- WORK REQUIRED
Lines holding the string "Occupation" are the ones to copy from this listing.

(Collected data entries)
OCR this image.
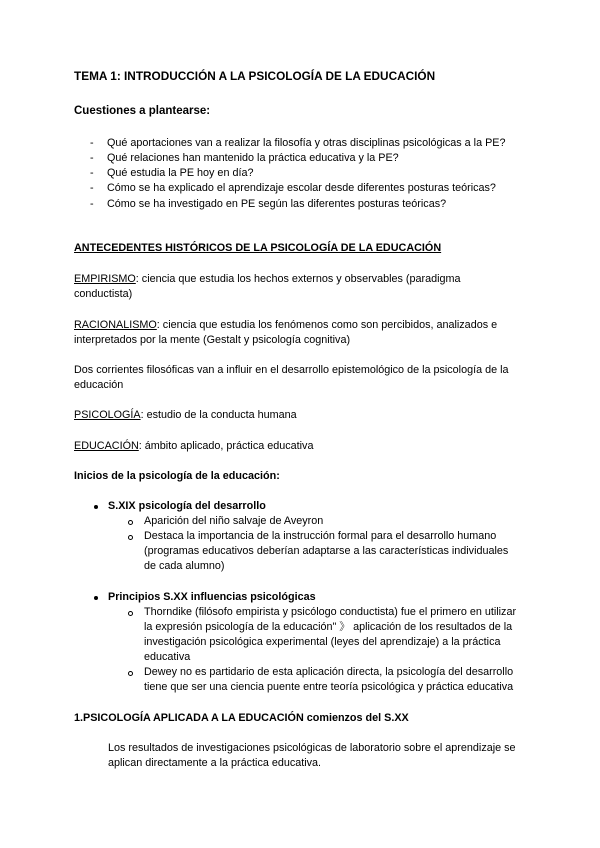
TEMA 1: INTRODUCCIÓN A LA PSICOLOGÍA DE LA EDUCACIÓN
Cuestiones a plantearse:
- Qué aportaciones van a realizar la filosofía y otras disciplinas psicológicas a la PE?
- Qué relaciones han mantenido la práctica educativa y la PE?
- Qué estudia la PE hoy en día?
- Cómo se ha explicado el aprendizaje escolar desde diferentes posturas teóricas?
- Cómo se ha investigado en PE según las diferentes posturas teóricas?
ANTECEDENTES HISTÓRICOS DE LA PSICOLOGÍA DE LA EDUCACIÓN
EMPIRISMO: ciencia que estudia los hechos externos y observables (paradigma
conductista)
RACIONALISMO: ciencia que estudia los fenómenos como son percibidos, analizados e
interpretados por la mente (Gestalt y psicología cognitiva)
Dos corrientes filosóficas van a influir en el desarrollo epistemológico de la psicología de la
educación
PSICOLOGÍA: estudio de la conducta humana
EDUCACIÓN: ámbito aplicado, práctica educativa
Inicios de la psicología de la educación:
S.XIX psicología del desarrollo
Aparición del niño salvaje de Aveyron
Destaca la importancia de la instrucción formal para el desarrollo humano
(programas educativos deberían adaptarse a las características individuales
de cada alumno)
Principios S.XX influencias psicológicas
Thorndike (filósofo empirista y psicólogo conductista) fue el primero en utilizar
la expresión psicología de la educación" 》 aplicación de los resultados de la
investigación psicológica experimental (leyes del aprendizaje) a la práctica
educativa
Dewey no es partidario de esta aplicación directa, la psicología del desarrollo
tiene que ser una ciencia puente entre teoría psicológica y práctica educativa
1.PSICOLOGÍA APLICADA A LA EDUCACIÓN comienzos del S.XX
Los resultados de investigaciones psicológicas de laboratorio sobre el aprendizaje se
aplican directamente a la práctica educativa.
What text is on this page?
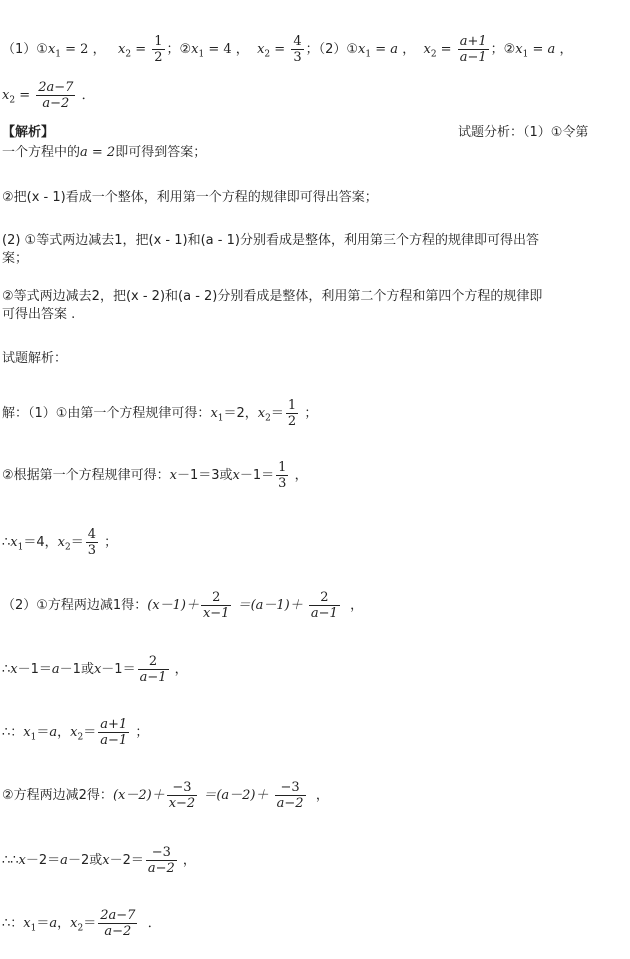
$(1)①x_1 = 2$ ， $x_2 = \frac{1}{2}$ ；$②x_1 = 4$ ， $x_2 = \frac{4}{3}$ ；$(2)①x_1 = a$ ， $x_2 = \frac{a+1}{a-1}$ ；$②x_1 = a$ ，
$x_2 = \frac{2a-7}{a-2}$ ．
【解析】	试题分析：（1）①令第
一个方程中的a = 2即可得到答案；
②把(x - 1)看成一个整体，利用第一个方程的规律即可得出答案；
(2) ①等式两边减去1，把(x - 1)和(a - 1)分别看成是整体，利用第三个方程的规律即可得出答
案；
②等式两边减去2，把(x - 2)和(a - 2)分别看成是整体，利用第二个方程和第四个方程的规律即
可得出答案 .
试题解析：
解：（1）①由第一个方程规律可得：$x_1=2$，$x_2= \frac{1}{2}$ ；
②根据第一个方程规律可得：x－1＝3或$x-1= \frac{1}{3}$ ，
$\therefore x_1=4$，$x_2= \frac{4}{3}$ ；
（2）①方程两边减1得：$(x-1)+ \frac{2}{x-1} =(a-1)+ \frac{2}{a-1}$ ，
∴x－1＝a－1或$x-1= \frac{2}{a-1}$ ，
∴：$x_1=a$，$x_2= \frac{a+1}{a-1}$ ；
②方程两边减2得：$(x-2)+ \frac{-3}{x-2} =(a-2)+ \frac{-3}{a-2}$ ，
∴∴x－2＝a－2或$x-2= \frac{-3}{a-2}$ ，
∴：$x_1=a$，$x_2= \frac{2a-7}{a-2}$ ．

* * *

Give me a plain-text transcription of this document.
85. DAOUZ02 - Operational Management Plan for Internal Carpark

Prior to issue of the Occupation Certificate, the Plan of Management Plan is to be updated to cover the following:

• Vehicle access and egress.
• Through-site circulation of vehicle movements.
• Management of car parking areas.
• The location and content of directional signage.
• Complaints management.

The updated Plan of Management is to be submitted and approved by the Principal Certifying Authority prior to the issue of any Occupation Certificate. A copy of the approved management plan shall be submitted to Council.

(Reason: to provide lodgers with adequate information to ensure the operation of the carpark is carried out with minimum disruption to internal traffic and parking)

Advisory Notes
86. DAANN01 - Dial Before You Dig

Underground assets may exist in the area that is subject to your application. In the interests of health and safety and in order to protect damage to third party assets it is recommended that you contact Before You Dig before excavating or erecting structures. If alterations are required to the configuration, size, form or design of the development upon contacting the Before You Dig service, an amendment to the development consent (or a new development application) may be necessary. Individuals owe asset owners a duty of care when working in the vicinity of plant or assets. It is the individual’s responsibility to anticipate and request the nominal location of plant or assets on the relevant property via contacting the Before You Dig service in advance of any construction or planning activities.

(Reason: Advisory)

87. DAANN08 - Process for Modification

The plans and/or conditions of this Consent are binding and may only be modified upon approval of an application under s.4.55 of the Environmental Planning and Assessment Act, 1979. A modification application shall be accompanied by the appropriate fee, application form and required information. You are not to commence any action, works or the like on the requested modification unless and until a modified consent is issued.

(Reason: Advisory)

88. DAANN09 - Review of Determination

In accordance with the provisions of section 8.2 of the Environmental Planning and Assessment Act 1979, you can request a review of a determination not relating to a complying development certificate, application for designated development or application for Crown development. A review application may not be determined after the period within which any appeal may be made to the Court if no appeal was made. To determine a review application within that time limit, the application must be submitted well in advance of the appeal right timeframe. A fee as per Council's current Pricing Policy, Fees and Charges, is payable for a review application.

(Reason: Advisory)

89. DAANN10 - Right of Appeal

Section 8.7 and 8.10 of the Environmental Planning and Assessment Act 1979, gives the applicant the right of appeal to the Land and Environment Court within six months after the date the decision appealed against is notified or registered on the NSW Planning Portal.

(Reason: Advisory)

- COMPLETE RESPONSE
Prior to issue of the Occupation Certificate, the Plan of Management Plan is to be updated to cover the following:
The updated Plan of Management is to be submitted and approved by the Principal Certifying Authority prior to the issue of any Occupation Certificate. A copy of the approved management plan shall be submitted to Council.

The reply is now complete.